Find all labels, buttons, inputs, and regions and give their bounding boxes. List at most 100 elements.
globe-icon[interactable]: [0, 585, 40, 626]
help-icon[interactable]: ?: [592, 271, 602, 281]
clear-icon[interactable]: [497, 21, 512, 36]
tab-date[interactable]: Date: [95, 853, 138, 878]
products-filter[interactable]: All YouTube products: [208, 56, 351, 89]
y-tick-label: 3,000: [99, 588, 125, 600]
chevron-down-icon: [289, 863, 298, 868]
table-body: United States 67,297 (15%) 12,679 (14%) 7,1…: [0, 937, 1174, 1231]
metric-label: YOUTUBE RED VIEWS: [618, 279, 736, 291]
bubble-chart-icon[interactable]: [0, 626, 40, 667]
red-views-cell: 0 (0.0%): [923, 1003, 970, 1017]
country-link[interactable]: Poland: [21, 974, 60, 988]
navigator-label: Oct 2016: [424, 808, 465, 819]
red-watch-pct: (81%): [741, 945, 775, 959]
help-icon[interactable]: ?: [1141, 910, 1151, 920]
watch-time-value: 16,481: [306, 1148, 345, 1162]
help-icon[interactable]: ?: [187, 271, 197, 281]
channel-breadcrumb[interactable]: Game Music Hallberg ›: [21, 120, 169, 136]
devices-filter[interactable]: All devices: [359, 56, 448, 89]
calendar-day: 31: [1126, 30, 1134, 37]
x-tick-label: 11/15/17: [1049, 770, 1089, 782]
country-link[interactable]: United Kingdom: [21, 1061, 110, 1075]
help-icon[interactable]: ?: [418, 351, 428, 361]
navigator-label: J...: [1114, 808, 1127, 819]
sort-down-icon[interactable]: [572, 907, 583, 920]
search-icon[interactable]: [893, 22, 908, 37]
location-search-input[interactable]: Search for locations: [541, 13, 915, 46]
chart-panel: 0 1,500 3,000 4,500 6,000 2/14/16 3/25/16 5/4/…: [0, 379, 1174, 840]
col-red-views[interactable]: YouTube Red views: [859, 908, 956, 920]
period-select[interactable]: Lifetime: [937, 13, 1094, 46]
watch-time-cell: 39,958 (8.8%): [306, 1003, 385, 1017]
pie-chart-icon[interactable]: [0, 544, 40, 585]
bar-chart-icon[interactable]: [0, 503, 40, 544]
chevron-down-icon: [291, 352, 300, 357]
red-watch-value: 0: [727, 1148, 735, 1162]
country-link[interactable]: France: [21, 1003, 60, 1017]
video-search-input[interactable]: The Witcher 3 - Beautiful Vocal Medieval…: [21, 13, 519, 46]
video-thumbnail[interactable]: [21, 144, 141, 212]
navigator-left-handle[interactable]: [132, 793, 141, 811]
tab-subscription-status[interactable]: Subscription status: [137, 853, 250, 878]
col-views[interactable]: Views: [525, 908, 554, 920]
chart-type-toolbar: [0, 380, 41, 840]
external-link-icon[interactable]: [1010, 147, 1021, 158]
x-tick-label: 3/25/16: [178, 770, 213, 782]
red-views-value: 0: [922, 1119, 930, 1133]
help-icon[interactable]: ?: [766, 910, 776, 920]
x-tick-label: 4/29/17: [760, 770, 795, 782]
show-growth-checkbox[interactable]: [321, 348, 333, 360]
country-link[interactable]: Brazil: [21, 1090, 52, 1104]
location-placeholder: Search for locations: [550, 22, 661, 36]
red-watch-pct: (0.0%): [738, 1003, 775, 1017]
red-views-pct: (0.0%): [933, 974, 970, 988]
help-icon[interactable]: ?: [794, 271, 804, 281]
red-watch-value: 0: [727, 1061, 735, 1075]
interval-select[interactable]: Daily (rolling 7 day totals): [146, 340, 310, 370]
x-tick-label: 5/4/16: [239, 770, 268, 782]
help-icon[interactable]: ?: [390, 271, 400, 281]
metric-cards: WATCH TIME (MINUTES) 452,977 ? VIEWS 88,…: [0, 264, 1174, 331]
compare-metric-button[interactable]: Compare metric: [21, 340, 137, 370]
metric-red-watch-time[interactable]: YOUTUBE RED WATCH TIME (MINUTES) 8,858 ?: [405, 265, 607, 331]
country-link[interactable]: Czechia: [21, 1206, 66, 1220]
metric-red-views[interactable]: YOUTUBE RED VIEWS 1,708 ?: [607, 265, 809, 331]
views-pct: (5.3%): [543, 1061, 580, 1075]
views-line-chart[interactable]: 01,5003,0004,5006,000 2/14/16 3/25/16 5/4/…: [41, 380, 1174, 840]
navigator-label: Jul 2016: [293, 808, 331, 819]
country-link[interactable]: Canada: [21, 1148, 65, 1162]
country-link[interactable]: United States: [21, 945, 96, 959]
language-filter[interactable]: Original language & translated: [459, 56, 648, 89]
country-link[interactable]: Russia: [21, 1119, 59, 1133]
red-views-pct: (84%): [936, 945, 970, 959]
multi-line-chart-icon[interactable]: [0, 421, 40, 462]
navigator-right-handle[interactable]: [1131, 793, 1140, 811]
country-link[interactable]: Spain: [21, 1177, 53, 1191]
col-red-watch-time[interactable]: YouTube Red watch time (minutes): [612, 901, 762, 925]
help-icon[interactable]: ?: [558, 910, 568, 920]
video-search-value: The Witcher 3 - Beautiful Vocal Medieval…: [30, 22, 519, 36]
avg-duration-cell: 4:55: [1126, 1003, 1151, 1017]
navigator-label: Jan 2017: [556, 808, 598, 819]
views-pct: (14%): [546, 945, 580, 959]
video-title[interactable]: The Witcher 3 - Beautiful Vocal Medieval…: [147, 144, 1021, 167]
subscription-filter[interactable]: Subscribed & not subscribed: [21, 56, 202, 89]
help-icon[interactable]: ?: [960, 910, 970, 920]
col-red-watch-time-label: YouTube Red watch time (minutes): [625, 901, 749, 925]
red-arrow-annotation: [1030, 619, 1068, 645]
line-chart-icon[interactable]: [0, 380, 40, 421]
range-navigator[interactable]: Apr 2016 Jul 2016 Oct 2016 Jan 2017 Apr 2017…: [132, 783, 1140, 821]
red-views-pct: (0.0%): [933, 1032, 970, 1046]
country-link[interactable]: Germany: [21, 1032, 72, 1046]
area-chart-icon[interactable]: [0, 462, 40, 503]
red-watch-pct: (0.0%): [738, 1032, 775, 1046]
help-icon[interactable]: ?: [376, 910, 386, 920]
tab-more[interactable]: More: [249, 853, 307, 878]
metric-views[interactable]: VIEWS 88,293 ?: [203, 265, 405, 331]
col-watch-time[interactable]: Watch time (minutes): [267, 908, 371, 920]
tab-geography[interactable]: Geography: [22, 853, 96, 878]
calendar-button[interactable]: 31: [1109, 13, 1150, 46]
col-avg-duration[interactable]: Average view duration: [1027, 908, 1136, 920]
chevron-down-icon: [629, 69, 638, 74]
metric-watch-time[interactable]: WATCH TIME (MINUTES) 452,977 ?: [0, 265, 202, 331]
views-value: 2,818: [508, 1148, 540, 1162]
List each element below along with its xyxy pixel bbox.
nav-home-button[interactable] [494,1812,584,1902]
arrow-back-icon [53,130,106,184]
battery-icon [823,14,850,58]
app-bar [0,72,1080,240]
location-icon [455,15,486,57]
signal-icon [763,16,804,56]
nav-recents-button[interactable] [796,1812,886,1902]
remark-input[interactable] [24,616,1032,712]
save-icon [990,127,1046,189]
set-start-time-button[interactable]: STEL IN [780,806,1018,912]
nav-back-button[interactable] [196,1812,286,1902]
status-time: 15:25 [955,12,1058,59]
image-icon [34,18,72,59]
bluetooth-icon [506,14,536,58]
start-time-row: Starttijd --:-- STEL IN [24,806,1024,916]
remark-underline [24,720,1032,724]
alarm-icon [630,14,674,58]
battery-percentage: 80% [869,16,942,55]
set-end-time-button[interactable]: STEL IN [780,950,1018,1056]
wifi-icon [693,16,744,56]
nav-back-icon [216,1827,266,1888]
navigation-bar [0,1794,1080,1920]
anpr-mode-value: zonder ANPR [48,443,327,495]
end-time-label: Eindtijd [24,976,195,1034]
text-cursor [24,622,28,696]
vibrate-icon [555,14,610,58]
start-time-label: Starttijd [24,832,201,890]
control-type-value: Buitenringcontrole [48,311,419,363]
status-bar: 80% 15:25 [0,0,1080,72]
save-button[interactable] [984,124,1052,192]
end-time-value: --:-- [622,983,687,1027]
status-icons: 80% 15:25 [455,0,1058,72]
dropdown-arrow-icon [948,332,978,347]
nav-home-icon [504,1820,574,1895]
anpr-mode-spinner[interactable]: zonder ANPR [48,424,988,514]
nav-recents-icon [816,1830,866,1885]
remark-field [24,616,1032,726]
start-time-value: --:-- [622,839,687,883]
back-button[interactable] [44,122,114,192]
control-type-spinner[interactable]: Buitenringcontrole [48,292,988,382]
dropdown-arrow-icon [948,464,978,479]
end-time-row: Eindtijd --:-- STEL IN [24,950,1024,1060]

________________________________________

* Required work:
Retype the entries word for word, starting from the first line and ending with the line that contains "metric-label: YOUTUBE RED". Include both of those lines.

* Finished answer:
Find all labels, buttons, inputs, and regions and give their bounding boxes. List at most 100 elements.
globe-icon[interactable]: [0, 585, 40, 626]
help-icon[interactable]: ?: [592, 271, 602, 281]
clear-icon[interactable]: [497, 21, 512, 36]
tab-date[interactable]: Date: [95, 853, 138, 878]
products-filter[interactable]: All YouTube products: [208, 56, 351, 89]
y-tick-label: 3,000: [99, 588, 125, 600]
chevron-down-icon: [289, 863, 298, 868]
table-body: United States 67,297 (15%) 12,679 (14%) 7,1…: [0, 937, 1174, 1231]
metric-label: YOUTUBE RED VIEWS: [618, 279, 736, 291]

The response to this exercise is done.